→ **PROBLEM STATEMENT**:
Across the listing below, count the lines that mention the string "PARA". Reply with the figure only.

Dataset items
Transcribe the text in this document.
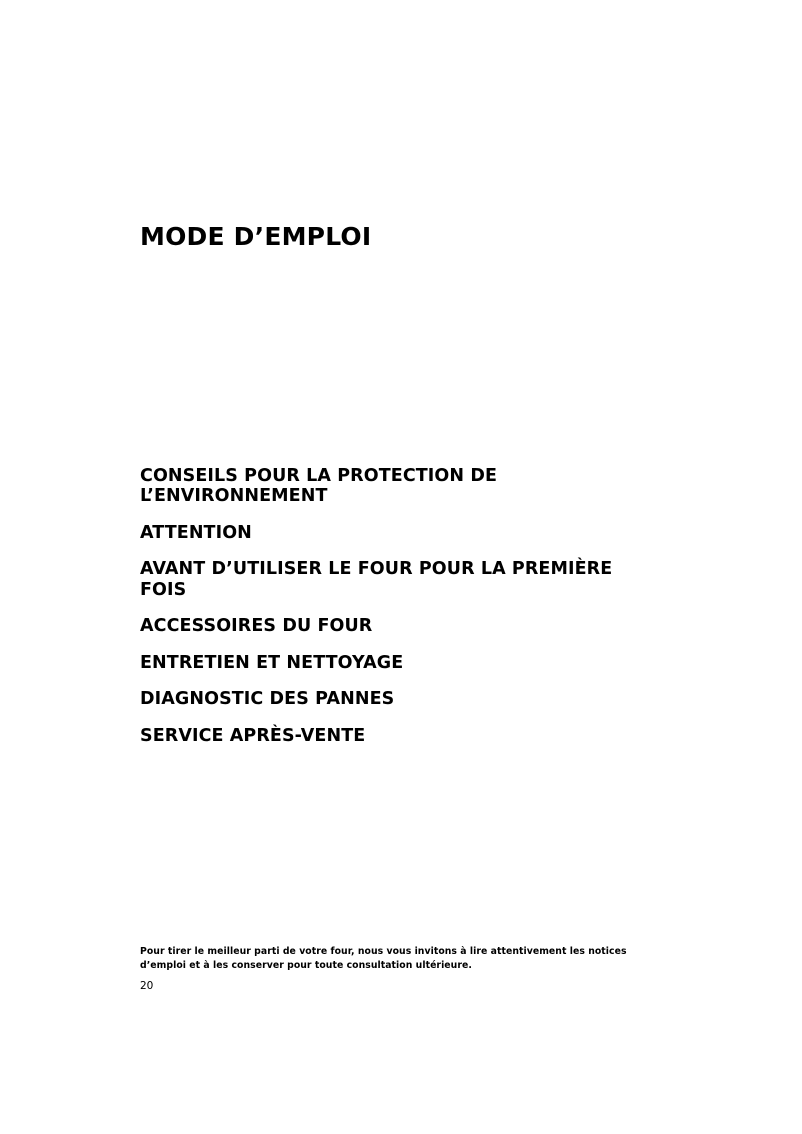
MODE D’EMPLOI
CONSEILS POUR LA PROTECTION DE L’ENVIRONNEMENT
ATTENTION
AVANT D’UTILISER LE FOUR POUR LA PREMIÈRE FOIS
ACCESSOIRES DU FOUR
ENTRETIEN ET NETTOYAGE
DIAGNOSTIC DES PANNES
SERVICE APRÈS-VENTE

Pour tirer le meilleur parti de votre four, nous vous invitons à lire attentivement les notices d’emploi et à les conserver pour toute consultation ultérieure.

20
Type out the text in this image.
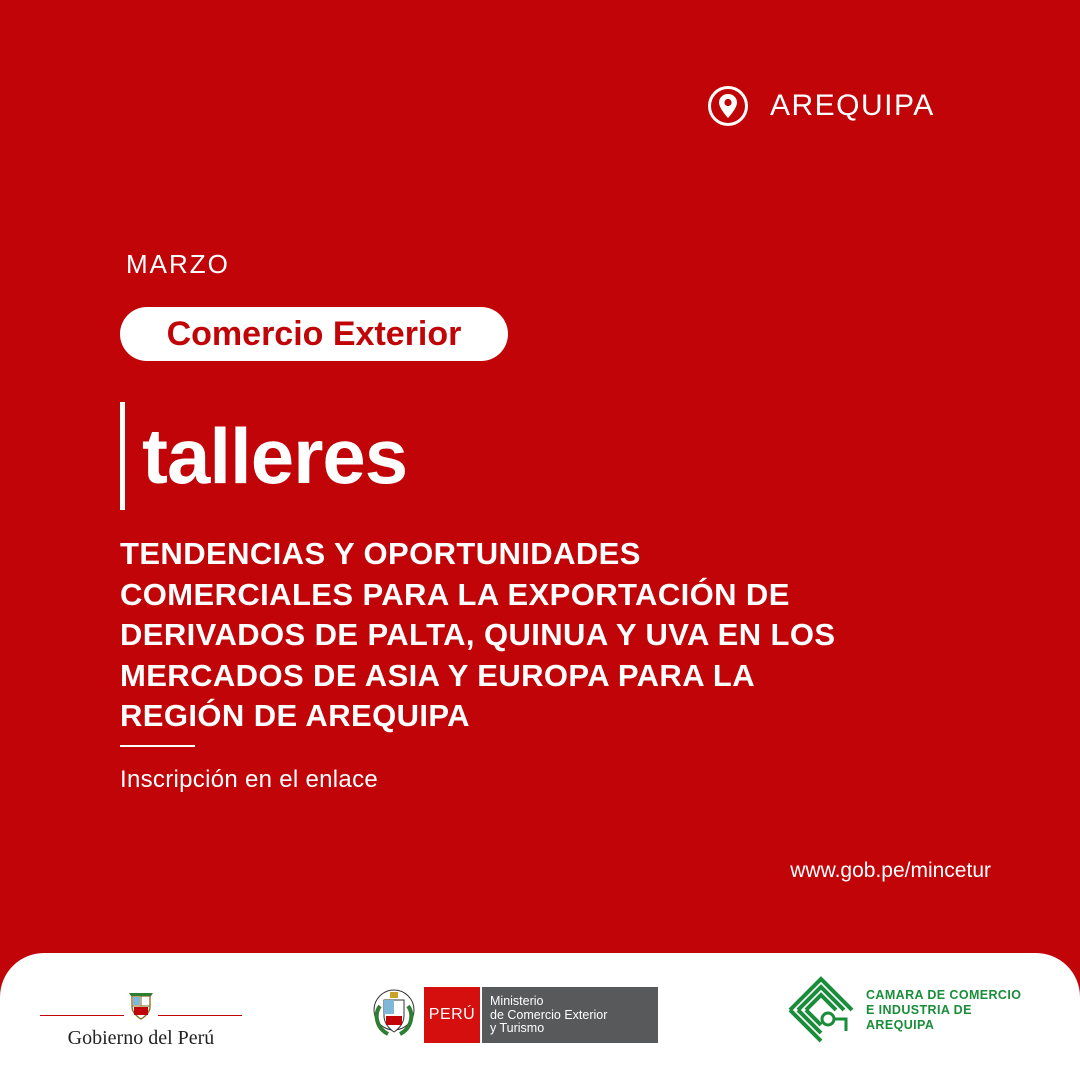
AREQUIPA
MARZO
Comercio Exterior
talleres
TENDENCIAS Y OPORTUNIDADES
COMERCIALES PARA LA EXPORTACIÓN DE
DERIVADOS DE PALTA, QUINUA Y UVA EN LOS
MERCADOS DE ASIA Y EUROPA PARA LA
REGIÓN DE AREQUIPA
Inscripción en el enlace
www.gob.pe/mincetur
Gobierno del Perú
PERÚ
Ministerio
de Comercio Exterior
y Turismo
CAMARA DE COMERCIO
E INDUSTRIA DE
AREQUIPA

→ **CORRECT ANSWER**:
2